● **Source material**
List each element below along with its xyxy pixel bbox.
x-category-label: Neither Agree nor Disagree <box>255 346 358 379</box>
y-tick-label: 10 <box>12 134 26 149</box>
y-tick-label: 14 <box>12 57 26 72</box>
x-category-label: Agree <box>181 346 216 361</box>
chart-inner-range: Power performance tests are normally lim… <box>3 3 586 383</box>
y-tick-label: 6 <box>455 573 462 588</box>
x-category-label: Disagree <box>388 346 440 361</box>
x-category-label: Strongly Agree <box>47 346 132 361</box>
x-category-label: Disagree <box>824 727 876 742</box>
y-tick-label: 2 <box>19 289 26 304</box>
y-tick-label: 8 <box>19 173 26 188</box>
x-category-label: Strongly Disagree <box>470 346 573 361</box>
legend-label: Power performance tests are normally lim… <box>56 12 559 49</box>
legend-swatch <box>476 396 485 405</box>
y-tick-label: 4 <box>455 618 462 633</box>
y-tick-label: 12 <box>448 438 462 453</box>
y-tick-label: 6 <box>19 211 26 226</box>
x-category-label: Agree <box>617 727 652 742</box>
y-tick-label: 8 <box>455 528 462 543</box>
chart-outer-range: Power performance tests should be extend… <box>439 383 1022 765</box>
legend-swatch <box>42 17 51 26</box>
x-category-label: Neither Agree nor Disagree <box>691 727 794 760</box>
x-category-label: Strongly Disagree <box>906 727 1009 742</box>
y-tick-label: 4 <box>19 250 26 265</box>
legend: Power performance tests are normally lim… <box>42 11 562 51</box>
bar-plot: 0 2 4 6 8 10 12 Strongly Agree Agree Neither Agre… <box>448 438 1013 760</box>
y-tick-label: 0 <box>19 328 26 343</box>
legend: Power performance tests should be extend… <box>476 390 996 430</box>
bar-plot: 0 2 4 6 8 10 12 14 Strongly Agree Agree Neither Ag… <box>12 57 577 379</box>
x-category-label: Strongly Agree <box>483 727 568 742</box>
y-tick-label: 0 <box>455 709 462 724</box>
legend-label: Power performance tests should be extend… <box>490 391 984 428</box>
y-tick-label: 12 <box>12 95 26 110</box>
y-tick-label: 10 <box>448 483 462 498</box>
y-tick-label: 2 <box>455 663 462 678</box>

● **Problem requirements**
Render every line of the items above as a Markdown table with the columns No. and Entry, numbering the rows in order and omitting any blank lines.

● **Answer in full**
| No. | Entry |
|---|---|
| 1 | List each element below along with its xyxy pixel bbox. |
| 2 | x-category-label: Neither Agree nor Disagree <box>255 346 358 379</box> |
| 3 | y-tick-label: 10 <box>12 134 26 149</box> |
| 4 | y-tick-label: 14 <box>12 57 26 72</box> |
| 5 | x-category-label: Agree <box>181 346 216 361</box> |
| 6 | chart-inner-range: Power performance tests are normally lim… <box>3 3 586 383</box> |
| 7 | y-tick-label: 6 <box>455 573 462 588</box> |
| 8 | x-category-label: Disagree <box>388 346 440 361</box> |
| 9 | x-category-label: Strongly Agree <box>47 346 132 361</box> |
| 10 | x-category-label: Disagree <box>824 727 876 742</box> |
| 11 | y-tick-label: 2 <box>19 289 26 304</box> |
| 12 | y-tick-label: 8 <box>19 173 26 188</box> |
| 13 | x-category-label: Strongly Disagree <box>470 346 573 361</box> |
| 14 | legend-label: Power performance tests are normally lim… <box>56 12 559 49</box> |
| 15 | legend-swatch <box>476 396 485 405</box> |
| 16 | y-tick-label: 4 <box>455 618 462 633</box> |
| 17 | y-tick-label: 12 <box>448 438 462 453</box> |
| 18 | y-tick-label: 6 <box>19 211 26 226</box> |
| 19 | x-category-label: Agree <box>617 727 652 742</box> |
| 20 | y-tick-label: 8 <box>455 528 462 543</box> |
| 21 | chart-outer-range: Power performance tests should be extend… <box>439 383 1022 765</box> |
| 22 | legend-swatch <box>42 17 51 26</box> |
| 23 | x-category-label: Neither Agree nor Disagree <box>691 727 794 760</box> |
| 24 | x-category-label: Strongly Disagree <box>906 727 1009 742</box> |
| 25 | y-tick-label: 4 <box>19 250 26 265</box> |
| 26 | legend: Power performance tests are normally lim… <box>42 11 562 51</box> |
| 27 | bar-plot: 0 2 4 6 8 10 12 Strongly Agree Agree Neither Agre… <box>448 438 1013 760</box> |
| 28 | y-tick-label: 0 <box>19 328 26 343</box> |
| 29 | legend: Power performance tests should be extend… <box>476 390 996 430</box> |
| 30 | bar-plot: 0 2 4 6 8 10 12 14 Strongly Agree Agree Neither Ag… <box>12 57 577 379</box> |
| 31 | x-category-label: Strongly Agree <box>483 727 568 742</box> |
| 32 | y-tick-label: 0 <box>455 709 462 724</box> |
| 33 | legend-label: Power performance tests should be extend… <box>490 391 984 428</box> |
| 34 | y-tick-label: 12 <box>12 95 26 110</box> |
| 35 | y-tick-label: 10 <box>448 483 462 498</box> |
| 36 | y-tick-label: 2 <box>455 663 462 678</box> |